# Task instructions
Give the listing again character for character, but drop the images.

• • • • •

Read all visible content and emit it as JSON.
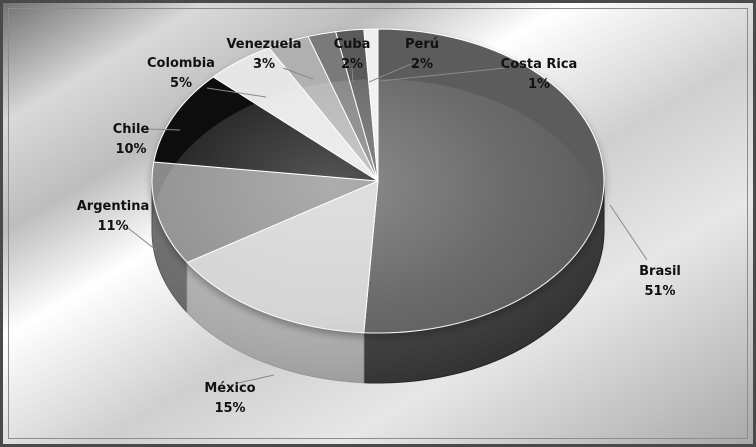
{
  "chart_data": {
    "type": "pie",
    "title": "",
    "categories": [
      "Brasil",
      "México",
      "Argentina",
      "Chile",
      "Colombia",
      "Venezuela",
      "Cuba",
      "Perú",
      "Costa Rica"
    ],
    "values": [
      51,
      15,
      11,
      10,
      5,
      3,
      2,
      2,
      1
    ],
    "value_labels": [
      "51%",
      "15%",
      "11%",
      "10%",
      "5%",
      "3%",
      "2%",
      "2%",
      "1%"
    ],
    "colors": [
      "#5c5c5c",
      "#d2d2d2",
      "#8a8a8a",
      "#111111",
      "#e6e6e6",
      "#b0b0b0",
      "#7a7a7a",
      "#5a5a5a",
      "#efefef"
    ],
    "legend": "none",
    "grid": false,
    "style": "3d-pie",
    "background": "silver-gradient-frame"
  }
}
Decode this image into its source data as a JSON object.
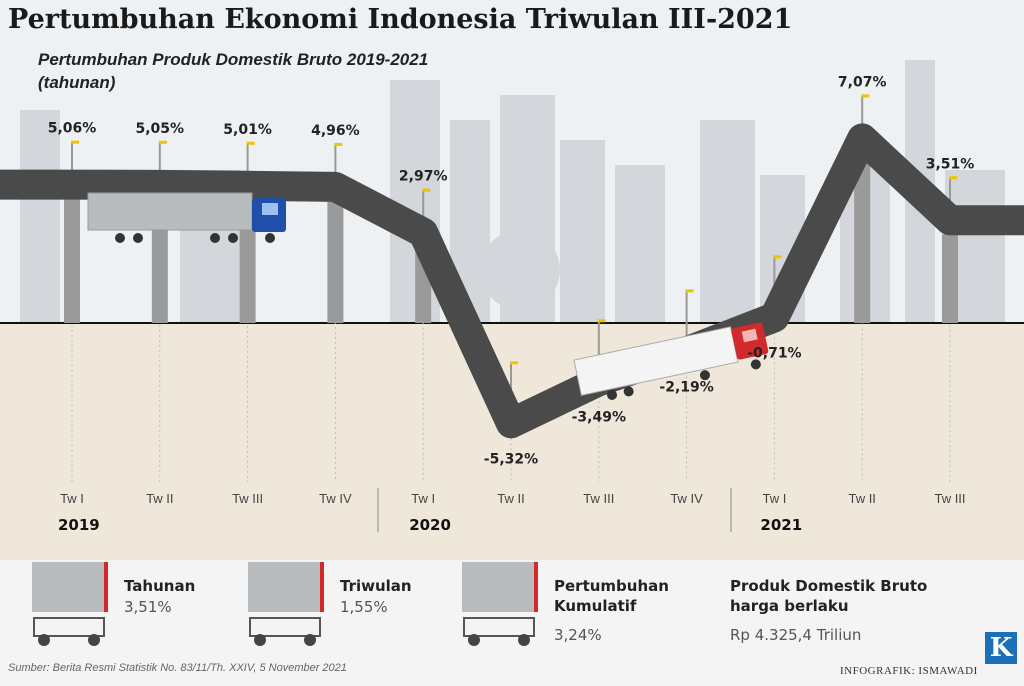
{
  "title": "Pertumbuhan Ekonomi Indonesia Triwulan III-2021",
  "subtitle_line1": "Pertumbuhan Produk Domestik Bruto 2019-2021",
  "subtitle_line2": "(tahunan)",
  "chart_data": {
    "type": "line",
    "x": [
      "Tw I",
      "Tw II",
      "Tw III",
      "Tw IV",
      "Tw I",
      "Tw II",
      "Tw III",
      "Tw IV",
      "Tw I",
      "Tw II",
      "Tw III"
    ],
    "years": [
      {
        "label": "2019",
        "start": 0
      },
      {
        "label": "2020",
        "start": 4
      },
      {
        "label": "2021",
        "start": 8
      }
    ],
    "series": [
      {
        "values": [
          5.06,
          5.05,
          5.01,
          4.96,
          2.97,
          -5.32,
          -3.49,
          -2.19,
          -0.71,
          7.07,
          3.51
        ],
        "labels": [
          "5,06%",
          "5,05%",
          "5,01%",
          "4,96%",
          "2,97%",
          "-5,32%",
          "-3,49%",
          "-2,19%",
          "-0,71%",
          "7,07%",
          "3,51%"
        ]
      }
    ],
    "colors": {
      "road": "#4a4a4a",
      "positive_bg": "#e7eaee",
      "negative_bg": "#e8dfcf",
      "truck_blue": "#1f4fa8",
      "truck_red": "#d22a2a"
    }
  },
  "legend": [
    {
      "label": "Tahunan",
      "value": "3,51%"
    },
    {
      "label": "Triwulan",
      "value": "1,55%"
    },
    {
      "label": "Pertumbuhan Kumulatif",
      "label_line1": "Pertumbuhan",
      "label_line2": "Kumulatif",
      "value": "3,24%"
    },
    {
      "label": "Produk Domestik Bruto harga berlaku",
      "label_line1": "Produk Domestik Bruto",
      "label_line2": "harga berlaku",
      "value": "Rp 4.325,4 Triliun"
    }
  ],
  "source": "Sumber: Berita Resmi Statistik No. 83/11/Th. XXIV, 5 November 2021",
  "credit": "INFOGRAFIK: ISMAWADI",
  "logo": "K"
}
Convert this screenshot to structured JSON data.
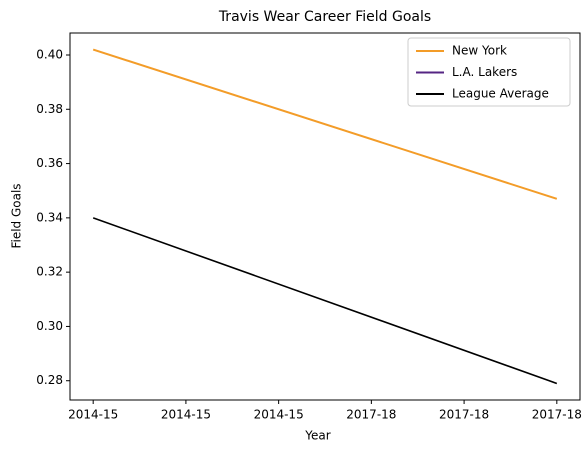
{
  "chart_data": {
    "type": "line",
    "title": "Travis Wear Career Field Goals",
    "xlabel": "Year",
    "ylabel": "Field Goals",
    "x": [
      0,
      5
    ],
    "series": [
      {
        "name": "New York",
        "color": "#f39c28",
        "values": [
          0.402,
          0.347
        ]
      },
      {
        "name": "L.A. Lakers",
        "color": "#552583",
        "values": [
          null,
          null
        ]
      },
      {
        "name": "League Average",
        "color": "#000000",
        "values": [
          0.34,
          0.279
        ]
      }
    ],
    "xlim": [
      -0.25,
      5.25
    ],
    "xticks": [
      {
        "value": 0,
        "label": "2014-15"
      },
      {
        "value": 1,
        "label": "2014-15"
      },
      {
        "value": 2,
        "label": "2014-15"
      },
      {
        "value": 3,
        "label": "2017-18"
      },
      {
        "value": 4,
        "label": "2017-18"
      },
      {
        "value": 5,
        "label": "2017-18"
      }
    ],
    "ylim": [
      0.2729,
      0.4081
    ],
    "yticks": [
      0.28,
      {
        "value": 0.3,
        "label": "0.30"
      },
      0.32,
      0.34,
      0.36,
      0.38,
      {
        "value": 0.4,
        "label": "0.40"
      }
    ],
    "grid": false,
    "legend": "upper right"
  }
}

• • • • •

# Correct answer
Read all visible content and emit it as JSON.
{
  "chart_data": {
    "type": "pie",
    "title": "",
    "categories": [
      "Brasil",
      "México",
      "Argentina",
      "Chile",
      "Colombia",
      "Venezuela",
      "Cuba",
      "Perú",
      "Costa Rica"
    ],
    "values": [
      51,
      15,
      11,
      10,
      5,
      3,
      2,
      2,
      1
    ],
    "value_labels": [
      "51%",
      "15%",
      "11%",
      "10%",
      "5%",
      "3%",
      "2%",
      "2%",
      "1%"
    ],
    "colors": [
      "#5c5c5c",
      "#d2d2d2",
      "#8a8a8a",
      "#111111",
      "#e6e6e6",
      "#b0b0b0",
      "#7a7a7a",
      "#5a5a5a",
      "#efefef"
    ],
    "legend": "none",
    "grid": false,
    "style": "3d-pie",
    "background": "silver-gradient-frame"
  }
}
Decode this image into its source data as a JSON object.
{
  "title": "Pertumbuhan Ekonomi Indonesia Triwulan III-2021",
  "subtitle_line1": "Pertumbuhan Produk Domestik Bruto 2019-2021",
  "subtitle_line2": "(tahunan)",
  "chart_data": {
    "type": "line",
    "x": [
      "Tw I",
      "Tw II",
      "Tw III",
      "Tw IV",
      "Tw I",
      "Tw II",
      "Tw III",
      "Tw IV",
      "Tw I",
      "Tw II",
      "Tw III"
    ],
    "years": [
      {
        "label": "2019",
        "start": 0
      },
      {
        "label": "2020",
        "start": 4
      },
      {
        "label": "2021",
        "start": 8
      }
    ],
    "series": [
      {
        "values": [
          5.06,
          5.05,
          5.01,
          4.96,
          2.97,
          -5.32,
          -3.49,
          -2.19,
          -0.71,
          7.07,
          3.51
        ],
        "labels": [
          "5,06%",
          "5,05%",
          "5,01%",
          "4,96%",
          "2,97%",
          "-5,32%",
          "-3,49%",
          "-2,19%",
          "-0,71%",
          "7,07%",
          "3,51%"
        ]
      }
    ],
    "colors": {
      "road": "#4a4a4a",
      "positive_bg": "#e7eaee",
      "negative_bg": "#e8dfcf",
      "truck_blue": "#1f4fa8",
      "truck_red": "#d22a2a"
    }
  },
  "legend": [
    {
      "label": "Tahunan",
      "value": "3,51%"
    },
    {
      "label": "Triwulan",
      "value": "1,55%"
    },
    {
      "label": "Pertumbuhan Kumulatif",
      "label_line1": "Pertumbuhan",
      "label_line2": "Kumulatif",
      "value": "3,24%"
    },
    {
      "label": "Produk Domestik Bruto harga berlaku",
      "label_line1": "Produk Domestik Bruto",
      "label_line2": "harga berlaku",
      "value": "Rp 4.325,4 Triliun"
    }
  ],
  "source": "Sumber: Berita Resmi Statistik No. 83/11/Th. XXIV, 5 November 2021",
  "credit": "INFOGRAFIK: ISMAWADI",
  "logo": "K"
}
Convert this screenshot to structured JSON data.
{
  "chart_data": {
    "type": "line",
    "title": "Travis Wear Career Field Goals",
    "xlabel": "Year",
    "ylabel": "Field Goals",
    "x": [
      0,
      5
    ],
    "series": [
      {
        "name": "New York",
        "color": "#f39c28",
        "values": [
          0.402,
          0.347
        ]
      },
      {
        "name": "L.A. Lakers",
        "color": "#552583",
        "values": [
          null,
          null
        ]
      },
      {
        "name": "League Average",
        "color": "#000000",
        "values": [
          0.34,
          0.279
        ]
      }
    ],
    "xlim": [
      -0.25,
      5.25
    ],
    "xticks": [
      {
        "value": 0,
        "label": "2014-15"
      },
      {
        "value": 1,
        "label": "2014-15"
      },
      {
        "value": 2,
        "label": "2014-15"
      },
      {
        "value": 3,
        "label": "2017-18"
      },
      {
        "value": 4,
        "label": "2017-18"
      },
      {
        "value": 5,
        "label": "2017-18"
      }
    ],
    "ylim": [
      0.2729,
      0.4081
    ],
    "yticks": [
      0.28,
      {
        "value": 0.3,
        "label": "0.30"
      },
      0.32,
      0.34,
      0.36,
      0.38,
      {
        "value": 0.4,
        "label": "0.40"
      }
    ],
    "grid": false,
    "legend": "upper right"
  }
}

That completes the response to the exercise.